* _Saved entries_:
******************************

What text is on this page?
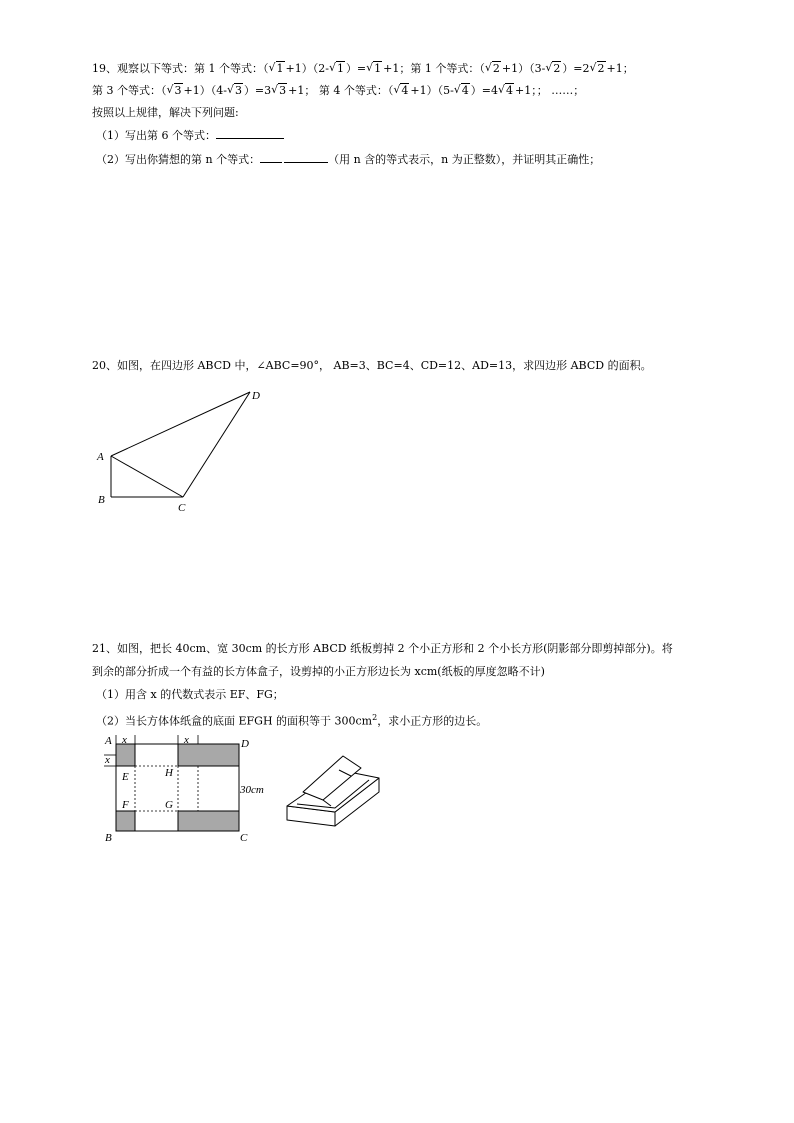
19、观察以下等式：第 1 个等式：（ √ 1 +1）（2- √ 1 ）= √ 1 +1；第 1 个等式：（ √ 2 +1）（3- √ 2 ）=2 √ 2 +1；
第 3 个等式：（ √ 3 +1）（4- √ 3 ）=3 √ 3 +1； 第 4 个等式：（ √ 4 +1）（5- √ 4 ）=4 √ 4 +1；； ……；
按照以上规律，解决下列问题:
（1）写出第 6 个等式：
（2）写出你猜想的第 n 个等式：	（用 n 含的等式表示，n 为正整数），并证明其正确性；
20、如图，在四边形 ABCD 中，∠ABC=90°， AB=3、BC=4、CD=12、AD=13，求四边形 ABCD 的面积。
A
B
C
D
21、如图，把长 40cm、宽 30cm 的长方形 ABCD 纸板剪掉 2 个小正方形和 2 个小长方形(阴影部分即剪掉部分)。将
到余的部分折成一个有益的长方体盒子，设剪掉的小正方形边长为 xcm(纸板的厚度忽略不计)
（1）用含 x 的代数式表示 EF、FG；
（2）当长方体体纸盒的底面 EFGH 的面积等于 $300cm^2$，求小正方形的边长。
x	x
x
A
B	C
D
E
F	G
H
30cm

******************************

* _Problem details_: Restate the records word for word, omitting images.

* _Complete answer_:
What text is on this page?
19、观察以下等式：第 1 个等式：（ √ 1 +1）（2- √ 1 ）= √ 1 +1；第 1 个等式：（ √ 2 +1）（3- √ 2 ）=2 √ 2 +1；
第 3 个等式：（ √ 3 +1）（4- √ 3 ）=3 √ 3 +1； 第 4 个等式：（ √ 4 +1）（5- √ 4 ）=4 √ 4 +1；； ……；
按照以上规律，解决下列问题:
（1）写出第 6 个等式：
（2）写出你猜想的第 n 个等式：	（用 n 含的等式表示，n 为正整数），并证明其正确性；
20、如图，在四边形 ABCD 中，∠ABC=90°， AB=3、BC=4、CD=12、AD=13，求四边形 ABCD 的面积。
A
B
C
D
21、如图，把长 40cm、宽 30cm 的长方形 ABCD 纸板剪掉 2 个小正方形和 2 个小长方形(阴影部分即剪掉部分)。将
到余的部分折成一个有益的长方体盒子，设剪掉的小正方形边长为 xcm(纸板的厚度忽略不计)
（1）用含 x 的代数式表示 EF、FG；
（2）当长方体体纸盒的底面 EFGH 的面积等于 $300cm^2$，求小正方形的边长。
x	x
x
A
B	C
D
E
F	G
H
30cm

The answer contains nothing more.